— Work to complete —
Omit every picture and output the rest of the records exactly as they are.

>> Start Recorded data

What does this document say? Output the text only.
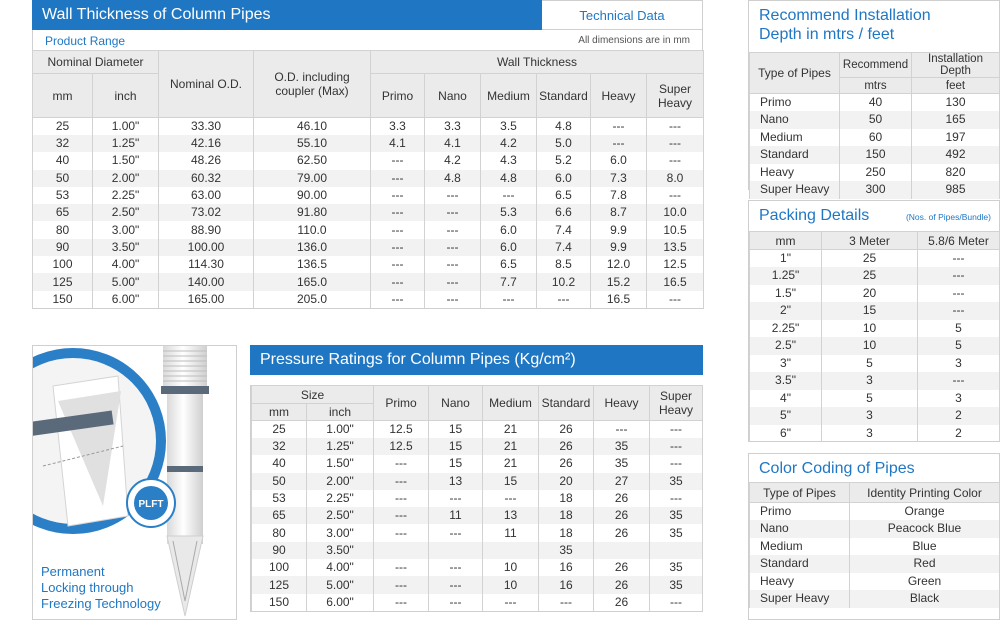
Wall Thickness of Column Pipes	Technical Data
Product Range	All dimensions are in mm
Nominal Diameter		Nominal O.D.	O.D. including coupler (Max)	Wall Thickness					
mm	inch			Primo	Nano	Medium	Standard	Heavy	Super Heavy
25	1.00"	33.30	46.10	3.3	3.3	3.5	4.8	---	---
32	1.25"	42.16	55.10	4.1	4.1	4.2	5.0	---	---
40	1.50"	48.26	62.50	---	4.2	4.3	5.2	6.0	---
50	2.00"	60.32	79.00	---	4.8	4.8	6.0	7.3	8.0
53	2.25"	63.00	90.00	---	---	---	6.5	7.8	---
65	2.50"	73.02	91.80	---	---	5.3	6.6	8.7	10.0
80	3.00"	88.90	110.0	---	---	6.0	7.4	9.9	10.5
90	3.50"	100.00	136.0	---	---	6.0	7.4	9.9	13.5
100	4.00"	114.30	136.5	---	---	6.5	8.5	12.0	12.5
125	5.00"	140.00	165.0	---	---	7.7	10.2	15.2	16.5
150	6.00"	165.00	205.0	---	---	---	---	16.5	---
PLFT
Permanent
Locking through
Freezing Technology
Pressure Ratings for Column Pipes (Kg/cm²)
Size		Primo	Nano	Medium	Standard	Heavy	Super Heavy
mm	inch						
25	1.00"	12.5	15	21	26	---	---
32	1.25"	12.5	15	21	26	35	---
40	1.50"	---	15	21	26	35	---
50	2.00"	---	13	15	20	27	35
53	2.25"	---	---	---	18	26	---
65	2.50"	---	11	13	18	26	35
80	3.00"	---	---	11	18	26	35
90	3.50"				35		
100	4.00"	---	---	10	16	26	35
125	5.00"	---	---	10	16	26	35
150	6.00"	---	---	---	---	26	---
Recommend Installation
Depth in mtrs / feet
Type of Pipes	Recommend	Installation Depth
	mtrs	feet
Primo	40	130
Nano	50	165
Medium	60	197
Standard	150	492
Heavy	250	820
Super Heavy	300	985
Packing Details	(Nos. of Pipes/Bundle)
mm	3 Meter	5.8/6 Meter
1"	25	---
1.25"	25	---
1.5"	20	---
2"	15	---
2.25"	10	5
2.5"	10	5
3"	5	3
3.5"	3	---
4"	5	3
5"	3	2
6"	3	2
Color Coding of Pipes
Type of Pipes	Identity Printing Color
Primo	Orange
Nano	Peacock Blue
Medium	Blue
Standard	Red
Heavy	Green
Super Heavy	Black
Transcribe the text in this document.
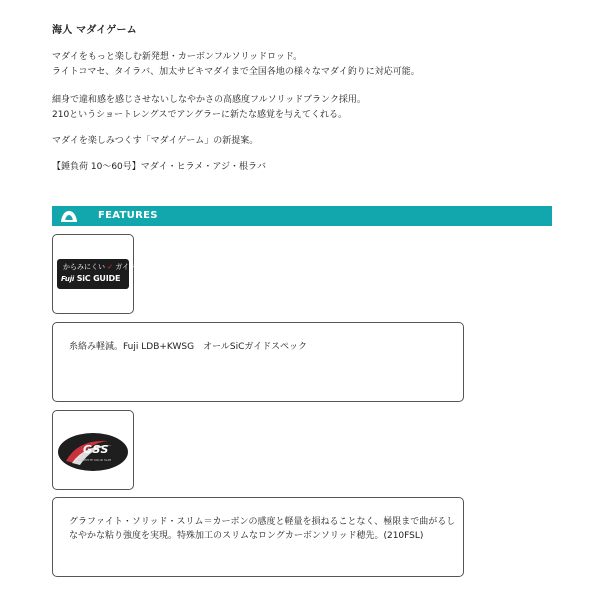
海人 マダイゲーム

マダイをもっと楽しむ新発想・カーボンフルソリッドロッド。

ライトコマセ、タイラバ、加太サビキマダイまで全国各地の様々なマダイ釣りに対応可能。

細身で違和感を感じさせないしなやかさの高感度フルソリッドブランク採用。

210というショートレングスでアングラーに新たな感覚を与えてくれる。

マダイを楽しみつくす「マダイゲーム」の新提案。

【錘負荷 10〜60号】マダイ・ヒラメ・アジ・根ラバ

FEATURES
からみにくい ✓ ガイド
Fuji SiC GUIDE

糸絡み軽減。Fuji LDB+KWSG　オールSiCガイドスペック

GSS
GRAPHITE SOLID SLIM

グラファイト・ソリッド・スリム＝カーボンの感度と軽量を損ねることなく、極限まで曲がるし

なやかな粘り強度を実現。特殊加工のスリムなロングカーボンソリッド穂先。(210FSL)
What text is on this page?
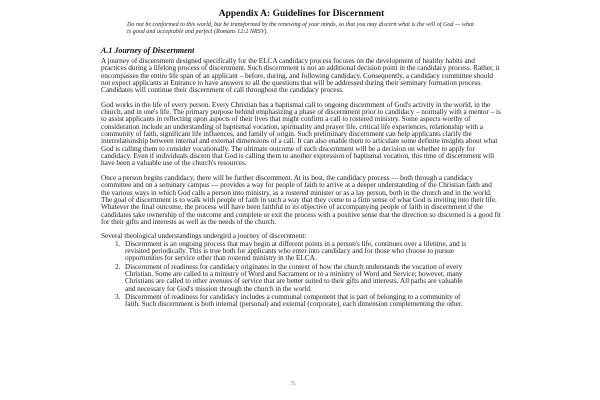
Appendix A: Guidelines for Discernment

Do not be conformed to this world, but be transformed by the renewing of your minds, so that you may discern what is the will of God — what is good and acceptable and perfect (Romans 12:2 NRSV).

A.1 Journey of Discernment

A journey of discernment designed specifically for the ELCA candidacy process focuses on the development of healthy habits and practices during a lifelong process of discernment. Such discernment is not an additional decision point in the candidacy process. Rather, it encompasses the entire life span of an applicant – before, during, and following candidacy. Consequently, a candidacy committee should not expect applicants at Entrance to have answers to all the questions that will be addressed during their seminary formation process. Candidates will continue their discernment of call throughout the candidacy process.

God works in the life of every person. Every Christian has a baptismal call to ongoing discernment of God's activity in the world, in the church, and in one's life. The primary purpose behind emphasizing a phase of discernment prior to candidacy – normally with a mentor – is to assist applicants in reflecting upon aspects of their lives that might confirm a call to rostered ministry. Some aspects worthy of consideration include an understanding of baptismal vocation, spirituality and prayer life, critical life experiences, relationship with a community of faith, significant life influences, and family of origin. Such preliminary discernment can help applicants clarify the interrelationship between internal and external dimensions of a call. It can also enable them to articulate some definite insights about what God is calling them to consider vocationally. The ultimate outcome of such discernment will be a decision on whether to apply for candidacy. Even if individuals discern that God is calling them to another expression of baptismal vocation, this time of discernment will have been a valuable use of the church's resources.

Once a person begins candidacy, there will be further discernment. At its best, the candidacy process — both through a candidacy committee and on a seminary campus — provides a way for people of faith to arrive at a deeper understanding of the Christian faith and the various ways in which God calls a person into ministry, as a rostered minister or as a lay person, both in the church and in the world. The goal of discernment is to walk with people of faith in such a way that they come to a firm sense of what God is inviting into their life. Whatever the final outcome, the process will have been faithful to its objective of accompanying people of faith in discernment if the candidates take ownership of the outcome and complete or exit the process with a positive sense that the direction so discerned is a good fit for their gifts and interests as well as the needs of the church.

Several theological understandings undergird a journey of discernment:

1. Discernment is an ongoing process that may begin at different points in a person's life, continues over a lifetime, and is revisited periodically. This is true both for applicants who enter into candidacy and for those who choose to pursue opportunities for service other than rostered ministry in the ELCA.
2. Discernment of readiness for candidacy originates in the context of how the church understands the vocation of every Christian. Some are called to a ministry of Word and Sacrament or to a ministry of Word and Service; however, many Christians are called to other avenues of service that are better suited to their gifts and interests. All paths are valuable and necessary for God's mission through the church in the world.
3. Discernment of readiness for candidacy includes a communal component that is part of belonging to a community of faith. Such discernment is both internal (personal) and external (corporate), each dimension complementing the other.
75
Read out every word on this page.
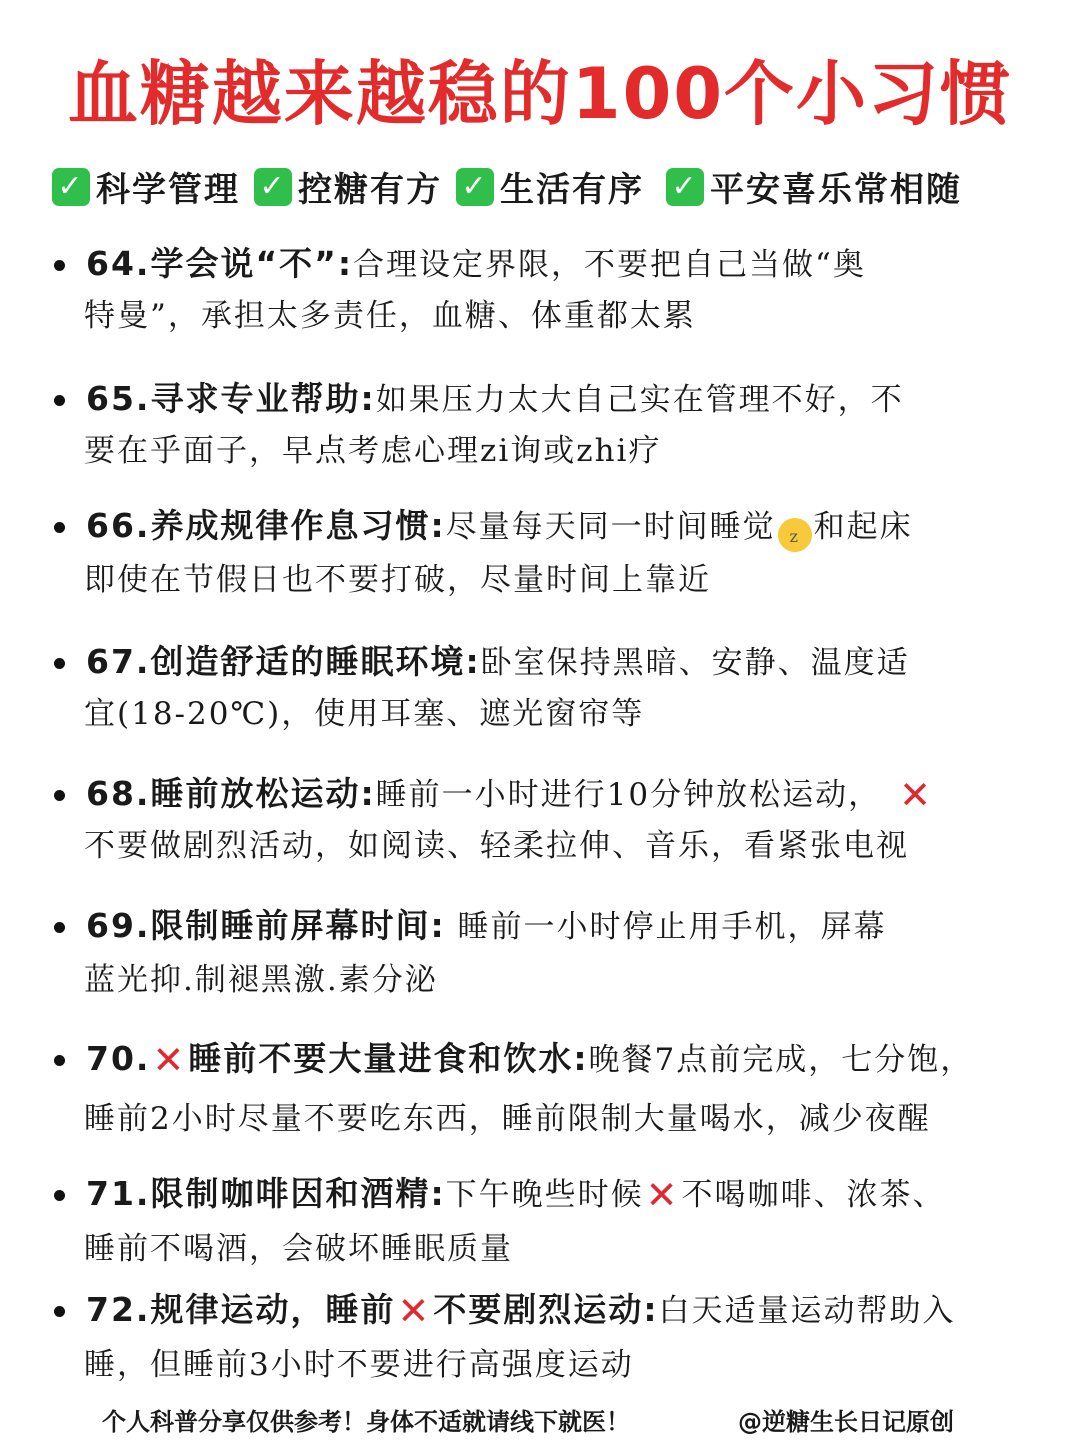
血糖越来越稳的100个小习惯
✓ 科学管理 ✓ 控糖有方 ✓ 生活有序 ✓ 平安喜乐常相随
64.学会说“不”:合理设定界限，不要把自己当做“奥
特曼”，承担太多责任，血糖、体重都太累
65.寻求专业帮助:如果压力太大自己实在管理不好，不
要在乎面子，早点考虑心理zi询或zhi疗
66.养成规律作息习惯:尽量每天同一时间睡觉 z 和起床
即使在节假日也不要打破，尽量时间上靠近
67.创造舒适的睡眠环境:卧室保持黑暗、安静、温度适
宜(18-20℃)，使用耳塞、遮光窗帘等
68.睡前放松运动:睡前一小时进行10分钟放松运动， ✕
不要做剧烈活动，如阅读、轻柔拉伸、音乐，看紧张电视
69.限制睡前屏幕时间: 睡前一小时停止用手机，屏幕
蓝光抑.制褪黑激.素分泌
70.✕睡前不要大量进食和饮水:晚餐7点前完成，七分饱，
睡前2小时尽量不要吃东西，睡前限制大量喝水，减少夜醒
71.限制咖啡因和酒精:下午晚些时候✕不喝咖啡、浓茶、
睡前不喝酒，会破坏睡眠质量
72.规律运动，睡前✕不要剧烈运动:白天适量运动帮助入
睡，但睡前3小时不要进行高强度运动
个人科普分享仅供参考！身体不适就请线下就医！	@逆糖生长日记原创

>> End Recorded data

— Full solution —
What does this document say? Output the text only.
Wall Thickness of Column Pipes	Technical Data
Product Range	All dimensions are in mm
Nominal Diameter		Nominal O.D.	O.D. including coupler (Max)	Wall Thickness					
mm	inch			Primo	Nano	Medium	Standard	Heavy	Super Heavy
25	1.00"	33.30	46.10	3.3	3.3	3.5	4.8	---	---
32	1.25"	42.16	55.10	4.1	4.1	4.2	5.0	---	---
40	1.50"	48.26	62.50	---	4.2	4.3	5.2	6.0	---
50	2.00"	60.32	79.00	---	4.8	4.8	6.0	7.3	8.0
53	2.25"	63.00	90.00	---	---	---	6.5	7.8	---
65	2.50"	73.02	91.80	---	---	5.3	6.6	8.7	10.0
80	3.00"	88.90	110.0	---	---	6.0	7.4	9.9	10.5
90	3.50"	100.00	136.0	---	---	6.0	7.4	9.9	13.5
100	4.00"	114.30	136.5	---	---	6.5	8.5	12.0	12.5
125	5.00"	140.00	165.0	---	---	7.7	10.2	15.2	16.5
150	6.00"	165.00	205.0	---	---	---	---	16.5	---
PLFT
Permanent
Locking through
Freezing Technology
Pressure Ratings for Column Pipes (Kg/cm²)
Size		Primo	Nano	Medium	Standard	Heavy	Super Heavy
mm	inch						
25	1.00"	12.5	15	21	26	---	---
32	1.25"	12.5	15	21	26	35	---
40	1.50"	---	15	21	26	35	---
50	2.00"	---	13	15	20	27	35
53	2.25"	---	---	---	18	26	---
65	2.50"	---	11	13	18	26	35
80	3.00"	---	---	11	18	26	35
90	3.50"				35		
100	4.00"	---	---	10	16	26	35
125	5.00"	---	---	10	16	26	35
150	6.00"	---	---	---	---	26	---
Recommend Installation
Depth in mtrs / feet
Type of Pipes	Recommend	Installation Depth
	mtrs	feet
Primo	40	130
Nano	50	165
Medium	60	197
Standard	150	492
Heavy	250	820
Super Heavy	300	985
Packing Details	(Nos. of Pipes/Bundle)
mm	3 Meter	5.8/6 Meter
1"	25	---
1.25"	25	---
1.5"	20	---
2"	15	---
2.25"	10	5
2.5"	10	5
3"	5	3
3.5"	3	---
4"	5	3
5"	3	2
6"	3	2
Color Coding of Pipes
Type of Pipes	Identity Printing Color
Primo	Orange
Nano	Peacock Blue
Medium	Blue
Standard	Red
Heavy	Green
Super Heavy	Black
Transcribe the text in this document.
海人 マダイゲーム

マダイをもっと楽しむ新発想・カーボンフルソリッドロッド。

ライトコマセ、タイラバ、加太サビキマダイまで全国各地の様々なマダイ釣りに対応可能。

細身で違和感を感じさせないしなやかさの高感度フルソリッドブランク採用。

210というショートレングスでアングラーに新たな感覚を与えてくれる。

マダイを楽しみつくす「マダイゲーム」の新提案。

【錘負荷 10〜60号】マダイ・ヒラメ・アジ・根ラバ

FEATURES
からみにくい ✓ ガイド
Fuji SiC GUIDE

糸絡み軽減。Fuji LDB+KWSG　オールSiCガイドスペック

GSS
GRAPHITE SOLID SLIM

グラファイト・ソリッド・スリム＝カーボンの感度と軽量を損ねることなく、極限まで曲がるし

なやかな粘り強度を実現。特殊加工のスリムなロングカーボンソリッド穂先。(210FSL)
What text is on this page?
Appendix A: Guidelines for Discernment

Do not be conformed to this world, but be transformed by the renewing of your minds, so that you may discern what is the will of God — what is good and acceptable and perfect (Romans 12:2 NRSV).

A.1 Journey of Discernment

A journey of discernment designed specifically for the ELCA candidacy process focuses on the development of healthy habits and practices during a lifelong process of discernment. Such discernment is not an additional decision point in the candidacy process. Rather, it encompasses the entire life span of an applicant – before, during, and following candidacy. Consequently, a candidacy committee should not expect applicants at Entrance to have answers to all the questions that will be addressed during their seminary formation process. Candidates will continue their discernment of call throughout the candidacy process.

God works in the life of every person. Every Christian has a baptismal call to ongoing discernment of God's activity in the world, in the church, and in one's life. The primary purpose behind emphasizing a phase of discernment prior to candidacy – normally with a mentor – is to assist applicants in reflecting upon aspects of their lives that might confirm a call to rostered ministry. Some aspects worthy of consideration include an understanding of baptismal vocation, spirituality and prayer life, critical life experiences, relationship with a community of faith, significant life influences, and family of origin. Such preliminary discernment can help applicants clarify the interrelationship between internal and external dimensions of a call. It can also enable them to articulate some definite insights about what God is calling them to consider vocationally. The ultimate outcome of such discernment will be a decision on whether to apply for candidacy. Even if individuals discern that God is calling them to another expression of baptismal vocation, this time of discernment will have been a valuable use of the church's resources.

Once a person begins candidacy, there will be further discernment. At its best, the candidacy process — both through a candidacy committee and on a seminary campus — provides a way for people of faith to arrive at a deeper understanding of the Christian faith and the various ways in which God calls a person into ministry, as a rostered minister or as a lay person, both in the church and in the world. The goal of discernment is to walk with people of faith in such a way that they come to a firm sense of what God is inviting into their life. Whatever the final outcome, the process will have been faithful to its objective of accompanying people of faith in discernment if the candidates take ownership of the outcome and complete or exit the process with a positive sense that the direction so discerned is a good fit for their gifts and interests as well as the needs of the church.

Several theological understandings undergird a journey of discernment:

1. Discernment is an ongoing process that may begin at different points in a person's life, continues over a lifetime, and is revisited periodically. This is true both for applicants who enter into candidacy and for those who choose to pursue opportunities for service other than rostered ministry in the ELCA.
2. Discernment of readiness for candidacy originates in the context of how the church understands the vocation of every Christian. Some are called to a ministry of Word and Sacrament or to a ministry of Word and Service; however, many Christians are called to other avenues of service that are better suited to their gifts and interests. All paths are valuable and necessary for God's mission through the church in the world.
3. Discernment of readiness for candidacy includes a communal component that is part of belonging to a community of faith. Such discernment is both internal (personal) and external (corporate), each dimension complementing the other.
75
Read out every word on this page.
血糖越来越稳的100个小习惯
✓ 科学管理 ✓ 控糖有方 ✓ 生活有序 ✓ 平安喜乐常相随
64.学会说“不”:合理设定界限，不要把自己当做“奥
特曼”，承担太多责任，血糖、体重都太累
65.寻求专业帮助:如果压力太大自己实在管理不好，不
要在乎面子，早点考虑心理zi询或zhi疗
66.养成规律作息习惯:尽量每天同一时间睡觉 z 和起床
即使在节假日也不要打破，尽量时间上靠近
67.创造舒适的睡眠环境:卧室保持黑暗、安静、温度适
宜(18-20℃)，使用耳塞、遮光窗帘等
68.睡前放松运动:睡前一小时进行10分钟放松运动， ✕
不要做剧烈活动，如阅读、轻柔拉伸、音乐，看紧张电视
69.限制睡前屏幕时间: 睡前一小时停止用手机，屏幕
蓝光抑.制褪黑激.素分泌
70.✕睡前不要大量进食和饮水:晚餐7点前完成，七分饱，
睡前2小时尽量不要吃东西，睡前限制大量喝水，减少夜醒
71.限制咖啡因和酒精:下午晚些时候✕不喝咖啡、浓茶、
睡前不喝酒，会破坏睡眠质量
72.规律运动，睡前✕不要剧烈运动:白天适量运动帮助入
睡，但睡前3小时不要进行高强度运动
个人科普分享仅供参考！身体不适就请线下就医！	@逆糖生长日记原创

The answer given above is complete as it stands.